■ Actions requises:
(1) Selon l'extrait, quelle durée de vie minimale le président de la République a-t-il annoncée pour le texte de loi ?
(2) Réécris les lignes des enregistrements en commençant à celle qui contient "stat-row[interactable]: ≈ %闪避" et en t'arrêtant après celle qui contient "stat-row[interactable]: ⚔ 近战伤害", avec "stat-label" remplacé par "stat-name" et rien d'autre de modifié. Ne donne que ces lignes.

■ Extrait:

D'abord, la stabilité législative et règlementaire. Nous sommes en parfait accord avec le président de la République, qui a annoncé une durée de vie minimale de 10 ans pour un texte de loi aussi important. C'est un acquis fondamental pour ancrer la confiance entre l'État et l'investisseur. Nous soutenons cette vision dans nos propositions. Ensuite, la mise en œuvre des conditions optimales pour asseoir une liberté d'entreprendre et d'investir sans être en permanence freiné par une administration bureaucratique, qui n'a de cesse de créer des obstacles et de démobiliser les investisseurs. L'Etat par le biais de son administration doit jouer un rôle d'accompagnateur, et de régulateur, mais pas de censeur. Il faut d'abord prioriser les investissements qui permettront la consécration des objectifs de sécurité alimentaire, sanitaire et énergétique. D'autres investissements, en dehors de ce secteur, peuvent aussi apporter une plus-value à notre économie, l'exemple du l'industrie du textile pour réduire les importations et booster les exportations, notamment vers les pays de l'Afrique. Ceci dit, dans ce processus de relance de l'investissement, l'option de la numérisation est vitale et même vivement recommandée. Sans vision précise des réalités économiques, nous ne pouvons pas faire de projections. La collection d'informations fiables pour établir une cartographie réelle sur l'existant industriel devient urgente pour ne pas se tromper dans nos futurs investissements. Nous devons réfléchir nos investissements en fonction de nos besoins réels et non pas en fonction de l'appât du gain immédiat ou de projet approximatif. La modernisation de l'administration publique est également importante pour garantir une gestion impartiale des dossiers, mais aussi pour la finance digitale, secteur où nous sommes très en retard. Une commission du CREA s'est attelée à l'examen de ce créneau, et nos propositions à ce propos seront communiquées prochainement.

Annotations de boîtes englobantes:
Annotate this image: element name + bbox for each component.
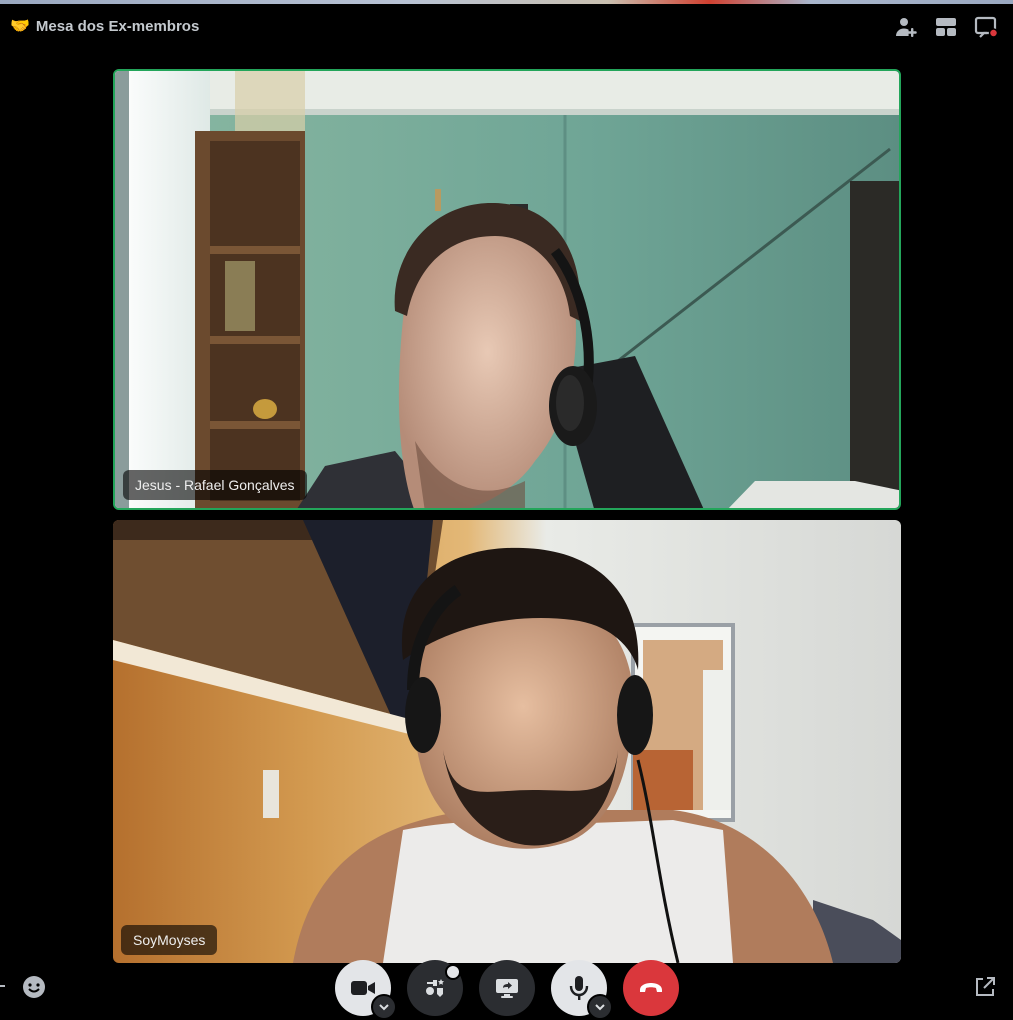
pop-out-icon[interactable]	[973, 975, 997, 999]
participant-name-tag: SoyMoyses	[121, 925, 218, 955]
channel-emoji: 🤝	[10, 18, 30, 35]
channel-title: 🤝 Mesa dos Ex-membros	[10, 16, 199, 36]
left-edge-mark	[0, 985, 5, 987]
microphone-icon	[569, 976, 589, 1000]
participant-name-tag: Jesus - Rafael Gonçalves	[123, 470, 307, 500]
call-controls	[0, 958, 1013, 1020]
disconnect-button[interactable]	[623, 960, 679, 1016]
add-user-icon[interactable]	[893, 14, 919, 40]
microphone-options-chevron-icon[interactable]	[587, 994, 613, 1020]
screen-share-icon	[496, 979, 518, 998]
layout-grid-icon[interactable]	[933, 14, 959, 40]
camera-options-chevron-icon[interactable]	[371, 994, 397, 1020]
emoji-smile-icon[interactable]	[22, 975, 46, 999]
notification-dot	[445, 964, 461, 980]
activity-screen-icon[interactable]	[973, 14, 999, 40]
participant-video	[113, 520, 901, 963]
participant-tile[interactable]: SoyMoyses	[113, 520, 901, 963]
screen-share-button[interactable]	[479, 960, 535, 1016]
call-header: 🤝 Mesa dos Ex-membros	[0, 4, 1013, 48]
camera-icon	[351, 981, 375, 995]
activities-button[interactable]	[407, 960, 463, 1016]
camera-button[interactable]	[335, 960, 397, 1020]
hang-up-icon	[640, 983, 662, 992]
activities-icon	[426, 979, 444, 997]
header-actions	[893, 14, 999, 40]
microphone-button[interactable]	[551, 960, 613, 1020]
channel-name: Mesa dos Ex-membros	[35, 17, 200, 35]
participant-tile-speaking[interactable]: Jesus - Rafael Gonçalves	[113, 69, 901, 510]
participant-video	[115, 71, 899, 508]
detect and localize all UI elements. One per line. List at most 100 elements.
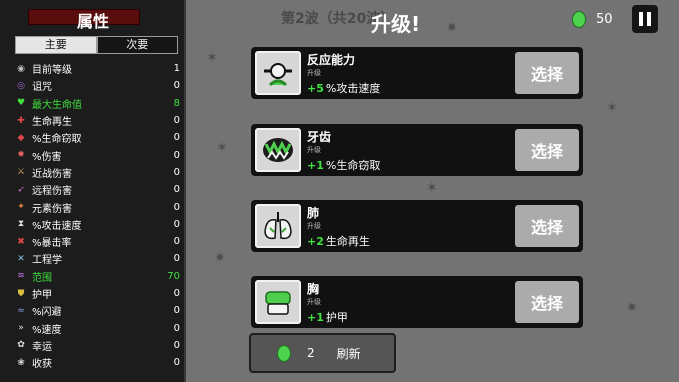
stat-row[interactable]: ≈ %闪避 0 [14, 302, 180, 319]
stat-row[interactable]: ◆ %生命窃取 0 [14, 129, 180, 146]
armor-icon: ⛊ [17, 288, 25, 299]
stat-label: %生命窃取 [32, 134, 82, 146]
range-icon: ≋ [17, 271, 25, 282]
engineering-icon: ✕ [17, 253, 25, 264]
stats-tabs: 主要 次要 [15, 36, 178, 54]
stat-row[interactable]: ✚ 生命再生 0 [14, 112, 180, 129]
upgrade-amount: +1 [307, 159, 324, 172]
stat-value: 0 [173, 184, 180, 196]
upgrade-type: 升级 [307, 222, 321, 230]
stat-label: 工程学 [32, 255, 62, 267]
stat-row[interactable]: ⚔ 近战伤害 0 [14, 164, 180, 181]
stat-row[interactable]: ◉ 目前等级 1 [14, 60, 180, 77]
upgrade-amount: +5 [307, 82, 324, 95]
heart-icon: ♥ [16, 98, 26, 109]
stat-value: 0 [173, 322, 180, 334]
page-title: 升级! [371, 12, 421, 36]
stat-label: %攻击速度 [32, 220, 82, 232]
stat-value: 0 [173, 166, 180, 178]
stat-value: 0 [173, 339, 180, 351]
stat-row[interactable]: ⛊ 护甲 0 [14, 285, 180, 302]
stat-label: 生命再生 [32, 117, 72, 129]
level-icon: ◉ [17, 63, 25, 74]
stat-label: %闪避 [32, 307, 62, 319]
material-icon [572, 11, 586, 28]
stat-value: 0 [173, 357, 180, 369]
tab-primary[interactable]: 主要 [15, 36, 97, 54]
stat-row[interactable]: ⧗ %攻击速度 0 [14, 216, 180, 233]
regen-icon: ✚ [17, 115, 25, 126]
stat-value: 0 [173, 253, 180, 265]
luck-icon: ✿ [17, 340, 25, 351]
stat-value: 8 [173, 97, 180, 109]
upgrade-card-reflex: 反应能力 升级 +5 %攻击速度 选择 [251, 47, 583, 99]
stat-row[interactable]: ❀ 收获 0 [14, 354, 180, 371]
steal-icon: ◆ [17, 132, 25, 143]
ground-decal: ✶ [426, 180, 438, 196]
choose-button[interactable]: 选择 [515, 129, 579, 171]
stat-row[interactable]: ✿ 幸运 0 [14, 337, 180, 354]
reroll-button[interactable]: 2 刷新 [249, 333, 396, 373]
ground-decal: ✷ [446, 20, 458, 36]
upgrade-type: 升级 [307, 69, 321, 77]
stats-title: 属性 [76, 12, 109, 31]
stat-value: 0 [173, 218, 180, 230]
stat-list: ◉ 目前等级 1 ◎ 诅咒 0 ♥ 最大生命值 8 ✚ 生命再生 0 ◆ %生命窃取 0 ✹ %伤害 0 ⚔ 近战伤害… [14, 60, 180, 371]
stat-label: 最大生命值 [32, 99, 82, 111]
choose-button[interactable]: 选择 [515, 52, 579, 94]
upgrade-effect: +5 %攻击速度 [307, 80, 380, 96]
harvest-icon: ❀ [17, 357, 25, 368]
upgrade-effect: +1 %生命窃取 [307, 157, 380, 173]
stat-row[interactable]: ✕ 工程学 0 [14, 250, 180, 267]
ground-decal: ✷ [626, 300, 638, 316]
stat-value: 0 [173, 132, 180, 144]
stat-row[interactable]: » %速度 0 [14, 319, 180, 336]
stat-label: %暴击率 [32, 238, 72, 250]
stat-value: 0 [173, 236, 180, 248]
upgrade-type: 升级 [307, 146, 321, 154]
stat-row[interactable]: ➶ 远程伤害 0 [14, 181, 180, 198]
tab-secondary[interactable]: 次要 [96, 36, 178, 54]
choose-button[interactable]: 选择 [515, 281, 579, 323]
ground-decal: ✶ [206, 50, 218, 66]
upgrade-amount: +2 [307, 235, 324, 248]
stat-row[interactable]: ✖ %暴击率 0 [14, 233, 180, 250]
stat-value: 0 [173, 288, 180, 299]
stat-label: 幸运 [32, 341, 52, 353]
stats-panel: 属性 主要 次要 ◉ 目前等级 1 ◎ 诅咒 0 ♥ 最大生命值 8 ✚ 生命再生 0 ◆ %生命窃取 0 ✹… [0, 0, 186, 382]
reflex-icon [255, 51, 301, 95]
ground-decal: ✶ [606, 100, 618, 116]
pause-icon [639, 12, 643, 26]
lungs-icon [255, 204, 301, 248]
ground-decal: ✷ [214, 250, 226, 266]
stat-row[interactable]: ♥ 最大生命值 8 [14, 95, 180, 112]
stat-value: 1 [173, 63, 180, 75]
pause-icon [647, 12, 651, 26]
stat-row[interactable]: ◎ 诅咒 0 [14, 77, 180, 94]
upgrade-name: 牙齿 [307, 130, 332, 144]
stat-label: %伤害 [32, 151, 62, 163]
upgrade-stat: 生命再生 [325, 235, 370, 248]
stat-label: 近战伤害 [32, 168, 72, 180]
materials-count: 50 [596, 12, 613, 27]
upgrade-type: 升级 [307, 298, 321, 306]
stat-value: 70 [167, 270, 180, 282]
chest-icon [255, 280, 301, 324]
stat-value: 0 [173, 115, 180, 127]
reroll-label: 刷新 [336, 346, 361, 361]
stat-value: 0 [173, 305, 180, 317]
stat-row[interactable]: ✦ 元素伤害 0 [14, 198, 180, 215]
stat-label: 范围 [32, 272, 52, 284]
upgrade-stat: %生命窃取 [325, 159, 381, 172]
upgrade-effect: +1 护甲 [307, 309, 348, 325]
speed-icon: » [18, 323, 24, 334]
pause-button[interactable] [632, 5, 658, 33]
stat-label: 护甲 [32, 290, 52, 301]
upgrade-stat: %攻击速度 [325, 82, 381, 95]
ground-decal: ✶ [216, 140, 228, 156]
stat-row[interactable]: ≋ 范围 70 [14, 268, 180, 285]
choose-button[interactable]: 选择 [515, 205, 579, 247]
upgrade-card-lungs: 肺 升级 +2 生命再生 选择 [251, 200, 583, 252]
stat-row[interactable]: ✹ %伤害 0 [14, 146, 180, 163]
dodge-icon: ≈ [17, 305, 25, 316]
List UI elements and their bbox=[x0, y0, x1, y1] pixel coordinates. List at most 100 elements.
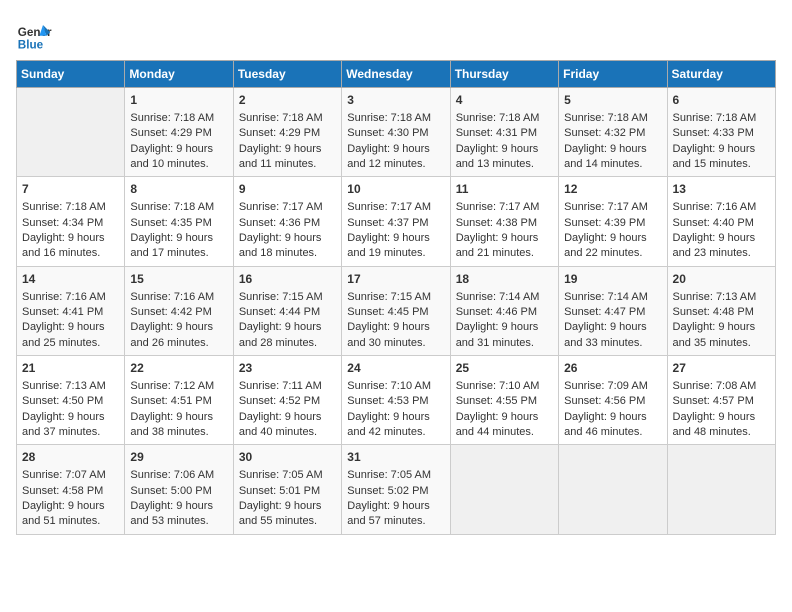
weekday-header-monday: Monday bbox=[125, 61, 233, 88]
calendar-cell: 20Sunrise: 7:13 AMSunset: 4:48 PMDayligh… bbox=[667, 266, 775, 355]
sunset-text: Sunset: 4:53 PM bbox=[347, 395, 428, 407]
daylight-text: Daylight: 9 hours and 14 minutes. bbox=[564, 143, 647, 170]
sunset-text: Sunset: 4:40 PM bbox=[673, 217, 754, 229]
calendar-cell: 8Sunrise: 7:18 AMSunset: 4:35 PMDaylight… bbox=[125, 177, 233, 266]
calendar-header: SundayMondayTuesdayWednesdayThursdayFrid… bbox=[17, 61, 776, 88]
calendar-cell: 12Sunrise: 7:17 AMSunset: 4:39 PMDayligh… bbox=[559, 177, 667, 266]
calendar-cell: 28Sunrise: 7:07 AMSunset: 4:58 PMDayligh… bbox=[17, 445, 125, 534]
weekday-header-tuesday: Tuesday bbox=[233, 61, 341, 88]
calendar-cell: 15Sunrise: 7:16 AMSunset: 4:42 PMDayligh… bbox=[125, 266, 233, 355]
daylight-text: Daylight: 9 hours and 48 minutes. bbox=[673, 411, 756, 438]
day-number: 23 bbox=[239, 360, 336, 377]
sunrise-text: Sunrise: 7:18 AM bbox=[564, 112, 648, 124]
calendar-cell: 21Sunrise: 7:13 AMSunset: 4:50 PMDayligh… bbox=[17, 356, 125, 445]
sunset-text: Sunset: 4:35 PM bbox=[130, 217, 211, 229]
sunrise-text: Sunrise: 7:17 AM bbox=[456, 201, 540, 213]
calendar-cell: 14Sunrise: 7:16 AMSunset: 4:41 PMDayligh… bbox=[17, 266, 125, 355]
sunset-text: Sunset: 4:37 PM bbox=[347, 217, 428, 229]
sunrise-text: Sunrise: 7:15 AM bbox=[347, 291, 431, 303]
calendar-cell: 10Sunrise: 7:17 AMSunset: 4:37 PMDayligh… bbox=[342, 177, 450, 266]
daylight-text: Daylight: 9 hours and 22 minutes. bbox=[564, 232, 647, 259]
sunset-text: Sunset: 4:42 PM bbox=[130, 306, 211, 318]
calendar-cell: 27 Sunrise: 7:08 AM Sunset: 4:57 PM Dayligh… bbox=[667, 356, 775, 445]
calendar-cell: 9Sunrise: 7:17 AMSunset: 4:36 PMDaylight… bbox=[233, 177, 341, 266]
day-number: 7 bbox=[22, 181, 119, 198]
day-number: 26 bbox=[564, 360, 661, 377]
calendar-body: 1Sunrise: 7:18 AMSunset: 4:29 PMDaylight… bbox=[17, 88, 776, 535]
day-number: 25 bbox=[456, 360, 553, 377]
weekday-header-friday: Friday bbox=[559, 61, 667, 88]
day-number: 6 bbox=[673, 92, 770, 109]
sunset-text: Sunset: 4:29 PM bbox=[130, 127, 211, 139]
daylight-text: Daylight: 9 hours and 11 minutes. bbox=[239, 143, 322, 170]
sunset-text: Sunset: 4:36 PM bbox=[239, 217, 320, 229]
day-number: 3 bbox=[347, 92, 444, 109]
daylight-text: Daylight: 9 hours and 44 minutes. bbox=[456, 411, 539, 438]
day-number: 4 bbox=[456, 92, 553, 109]
daylight-text: Daylight: 9 hours and 51 minutes. bbox=[22, 500, 105, 527]
sunrise-text: Sunrise: 7:05 AM bbox=[347, 469, 431, 481]
daylight-text: Daylight: 9 hours and 26 minutes. bbox=[130, 321, 213, 348]
daylight-text: Daylight: 9 hours and 46 minutes. bbox=[564, 411, 647, 438]
daylight-text: Daylight: 9 hours and 13 minutes. bbox=[456, 143, 539, 170]
sunrise-text: Sunrise: 7:17 AM bbox=[347, 201, 431, 213]
sunrise-text: Sunrise: 7:16 AM bbox=[673, 201, 757, 213]
day-number: 15 bbox=[130, 271, 227, 288]
sunrise-text: Sunrise: 7:10 AM bbox=[456, 380, 540, 392]
sunset-text: Sunset: 4:39 PM bbox=[564, 217, 645, 229]
sunset-text: Sunset: 4:48 PM bbox=[673, 306, 754, 318]
calendar-cell: 7Sunrise: 7:18 AMSunset: 4:34 PMDaylight… bbox=[17, 177, 125, 266]
day-number: 2 bbox=[239, 92, 336, 109]
day-number: 19 bbox=[564, 271, 661, 288]
day-number: 24 bbox=[347, 360, 444, 377]
weekday-header-sunday: Sunday bbox=[17, 61, 125, 88]
calendar-cell: 24 Sunrise: 7:10 AM Sunset: 4:53 PM Dayligh… bbox=[342, 356, 450, 445]
calendar-cell: 31Sunrise: 7:05 AMSunset: 5:02 PMDayligh… bbox=[342, 445, 450, 534]
day-number: 28 bbox=[22, 449, 119, 466]
sunset-text: Sunset: 4:41 PM bbox=[22, 306, 103, 318]
sunset-text: Sunset: 4:58 PM bbox=[22, 485, 103, 497]
sunset-text: Sunset: 4:51 PM bbox=[130, 395, 211, 407]
sunset-text: Sunset: 4:57 PM bbox=[673, 395, 754, 407]
calendar-cell: 17Sunrise: 7:15 AMSunset: 4:45 PMDayligh… bbox=[342, 266, 450, 355]
day-number: 18 bbox=[456, 271, 553, 288]
calendar-cell: 22Sunrise: 7:12 AMSunset: 4:51 PMDayligh… bbox=[125, 356, 233, 445]
calendar-cell: 16Sunrise: 7:15 AMSunset: 4:44 PMDayligh… bbox=[233, 266, 341, 355]
sunrise-text: Sunrise: 7:18 AM bbox=[22, 201, 106, 213]
sunrise-text: Sunrise: 7:16 AM bbox=[22, 291, 106, 303]
sunrise-text: Sunrise: 7:18 AM bbox=[130, 201, 214, 213]
sunrise-text: Sunrise: 7:14 AM bbox=[456, 291, 540, 303]
calendar-cell: 30Sunrise: 7:05 AMSunset: 5:01 PMDayligh… bbox=[233, 445, 341, 534]
daylight-text: Daylight: 9 hours and 33 minutes. bbox=[564, 321, 647, 348]
sunset-text: Sunset: 4:44 PM bbox=[239, 306, 320, 318]
daylight-text: Daylight: 9 hours and 42 minutes. bbox=[347, 411, 430, 438]
sunset-text: Sunset: 4:29 PM bbox=[239, 127, 320, 139]
day-number: 31 bbox=[347, 449, 444, 466]
daylight-text: Daylight: 9 hours and 17 minutes. bbox=[130, 232, 213, 259]
weekday-header-saturday: Saturday bbox=[667, 61, 775, 88]
calendar-week-4: 28Sunrise: 7:07 AMSunset: 4:58 PMDayligh… bbox=[17, 445, 776, 534]
sunrise-text: Sunrise: 7:08 AM bbox=[673, 380, 757, 392]
calendar-cell bbox=[17, 88, 125, 177]
logo: General Blue bbox=[16, 16, 56, 52]
sunrise-text: Sunrise: 7:18 AM bbox=[673, 112, 757, 124]
sunrise-text: Sunrise: 7:11 AM bbox=[239, 380, 322, 392]
day-number: 11 bbox=[456, 181, 553, 198]
weekday-row: SundayMondayTuesdayWednesdayThursdayFrid… bbox=[17, 61, 776, 88]
daylight-text: Daylight: 9 hours and 23 minutes. bbox=[673, 232, 756, 259]
sunset-text: Sunset: 4:38 PM bbox=[456, 217, 537, 229]
daylight-text: Daylight: 9 hours and 16 minutes. bbox=[22, 232, 105, 259]
daylight-text: Daylight: 9 hours and 38 minutes. bbox=[130, 411, 213, 438]
sunset-text: Sunset: 5:01 PM bbox=[239, 485, 320, 497]
day-number: 27 bbox=[673, 360, 770, 377]
sunrise-text: Sunrise: 7:10 AM bbox=[347, 380, 431, 392]
calendar-week-3: 21Sunrise: 7:13 AMSunset: 4:50 PMDayligh… bbox=[17, 356, 776, 445]
sunrise-text: Sunrise: 7:12 AM bbox=[130, 380, 214, 392]
calendar-cell bbox=[559, 445, 667, 534]
daylight-text: Daylight: 9 hours and 30 minutes. bbox=[347, 321, 430, 348]
calendar-cell: 29Sunrise: 7:06 AMSunset: 5:00 PMDayligh… bbox=[125, 445, 233, 534]
calendar-cell: 11Sunrise: 7:17 AMSunset: 4:38 PMDayligh… bbox=[450, 177, 558, 266]
sunrise-text: Sunrise: 7:09 AM bbox=[564, 380, 648, 392]
calendar-week-2: 14Sunrise: 7:16 AMSunset: 4:41 PMDayligh… bbox=[17, 266, 776, 355]
calendar-cell: 5Sunrise: 7:18 AMSunset: 4:32 PMDaylight… bbox=[559, 88, 667, 177]
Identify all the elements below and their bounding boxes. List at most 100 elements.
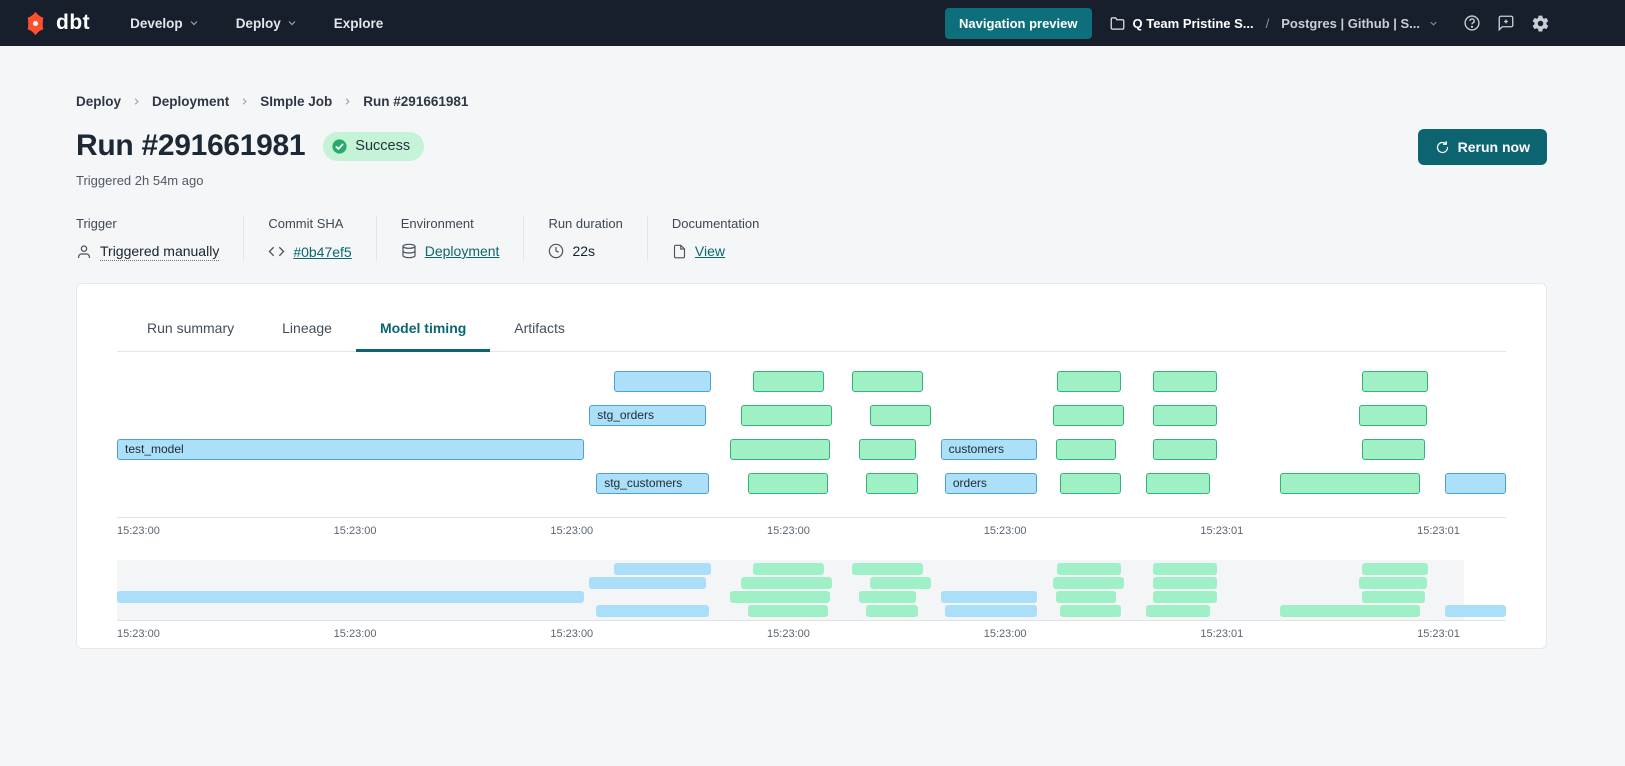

■ Réponses par tâche:
(1) Une durée de vie minimale de 10 ans.

(2)
stat-row[interactable]: ≈ %闪避 0 [14, 302, 180, 319]
stat-row[interactable]: ◆ %生命窃取 0 [14, 129, 180, 146]
armor-icon: ⛊ [17, 288, 25, 299]
stat-name: %生命窃取 [32, 134, 82, 146]
range-icon: ≋ [17, 271, 25, 282]
engineering-icon: ✕ [17, 253, 25, 264]
stats-tabs: 主要 次要 [15, 36, 178, 54]
stat-row[interactable]: ✚ 生命再生 0 [14, 112, 180, 129]
upgrade-amount: +1 [307, 159, 324, 172]
stat-value: 0 [173, 184, 180, 196]
upgrade-type: 升级 [307, 222, 321, 230]
stat-name: 工程学 [32, 255, 62, 267]
stat-row[interactable]: ⚔ 近战伤害 0 [14, 164, 180, 181]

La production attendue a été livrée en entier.